Directions for this task ▸ Quote the whole listing exactly. Leave the pictures out of your copy.

Listed records ▸
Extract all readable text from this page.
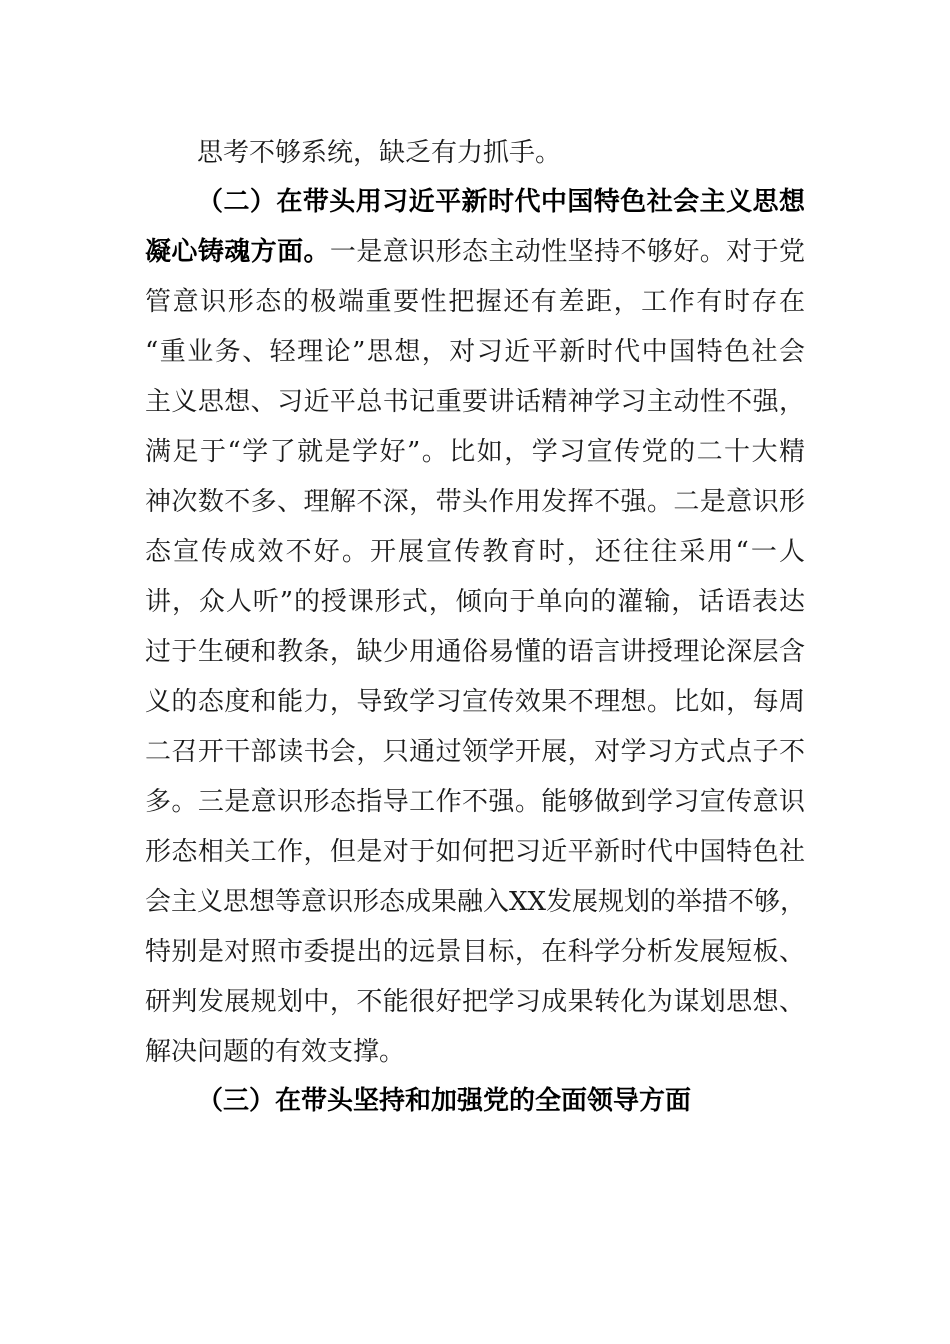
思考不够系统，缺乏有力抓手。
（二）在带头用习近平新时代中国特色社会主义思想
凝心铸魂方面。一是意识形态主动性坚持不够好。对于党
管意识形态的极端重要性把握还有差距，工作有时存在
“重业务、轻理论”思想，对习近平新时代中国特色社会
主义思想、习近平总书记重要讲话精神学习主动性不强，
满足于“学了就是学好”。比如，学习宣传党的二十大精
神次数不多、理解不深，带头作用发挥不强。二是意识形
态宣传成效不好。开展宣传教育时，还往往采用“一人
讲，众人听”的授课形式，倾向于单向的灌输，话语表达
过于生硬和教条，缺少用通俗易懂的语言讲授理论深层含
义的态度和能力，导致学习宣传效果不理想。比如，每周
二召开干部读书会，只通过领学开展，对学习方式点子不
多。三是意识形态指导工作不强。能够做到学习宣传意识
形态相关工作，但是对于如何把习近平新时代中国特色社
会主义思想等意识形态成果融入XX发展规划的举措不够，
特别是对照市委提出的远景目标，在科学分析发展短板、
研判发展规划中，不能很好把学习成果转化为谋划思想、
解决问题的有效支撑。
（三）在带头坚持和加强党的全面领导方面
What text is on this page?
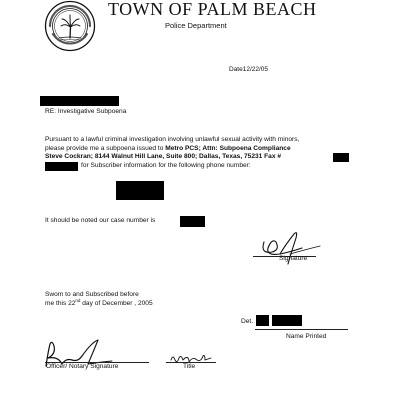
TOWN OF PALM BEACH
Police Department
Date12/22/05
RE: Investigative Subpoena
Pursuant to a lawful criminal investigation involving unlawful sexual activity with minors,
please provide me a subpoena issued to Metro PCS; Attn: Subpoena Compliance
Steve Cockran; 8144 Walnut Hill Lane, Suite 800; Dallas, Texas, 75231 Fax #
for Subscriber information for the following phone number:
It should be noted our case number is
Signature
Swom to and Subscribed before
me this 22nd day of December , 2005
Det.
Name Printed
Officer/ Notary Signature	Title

Answer to this exercise ▸
Extract all readable text from this page.
思考不够系统，缺乏有力抓手。
（二）在带头用习近平新时代中国特色社会主义思想
凝心铸魂方面。一是意识形态主动性坚持不够好。对于党
管意识形态的极端重要性把握还有差距，工作有时存在
“重业务、轻理论”思想，对习近平新时代中国特色社会
主义思想、习近平总书记重要讲话精神学习主动性不强，
满足于“学了就是学好”。比如，学习宣传党的二十大精
神次数不多、理解不深，带头作用发挥不强。二是意识形
态宣传成效不好。开展宣传教育时，还往往采用“一人
讲，众人听”的授课形式，倾向于单向的灌输，话语表达
过于生硬和教条，缺少用通俗易懂的语言讲授理论深层含
义的态度和能力，导致学习宣传效果不理想。比如，每周
二召开干部读书会，只通过领学开展，对学习方式点子不
多。三是意识形态指导工作不强。能够做到学习宣传意识
形态相关工作，但是对于如何把习近平新时代中国特色社
会主义思想等意识形态成果融入XX发展规划的举措不够，
特别是对照市委提出的远景目标，在科学分析发展短板、
研判发展规划中，不能很好把学习成果转化为谋划思想、
解决问题的有效支撑。
（三）在带头坚持和加强党的全面领导方面
What text is on this page?
TOWN OF PALM BEACH
Police Department
Date12/22/05
RE: Investigative Subpoena
Pursuant to a lawful criminal investigation involving unlawful sexual activity with minors,
please provide me a subpoena issued to Metro PCS; Attn: Subpoena Compliance
Steve Cockran; 8144 Walnut Hill Lane, Suite 800; Dallas, Texas, 75231 Fax #
for Subscriber information for the following phone number:
It should be noted our case number is
Signature
Swom to and Subscribed before
me this 22nd day of December , 2005
Det.
Name Printed
Officer/ Notary Signature	Title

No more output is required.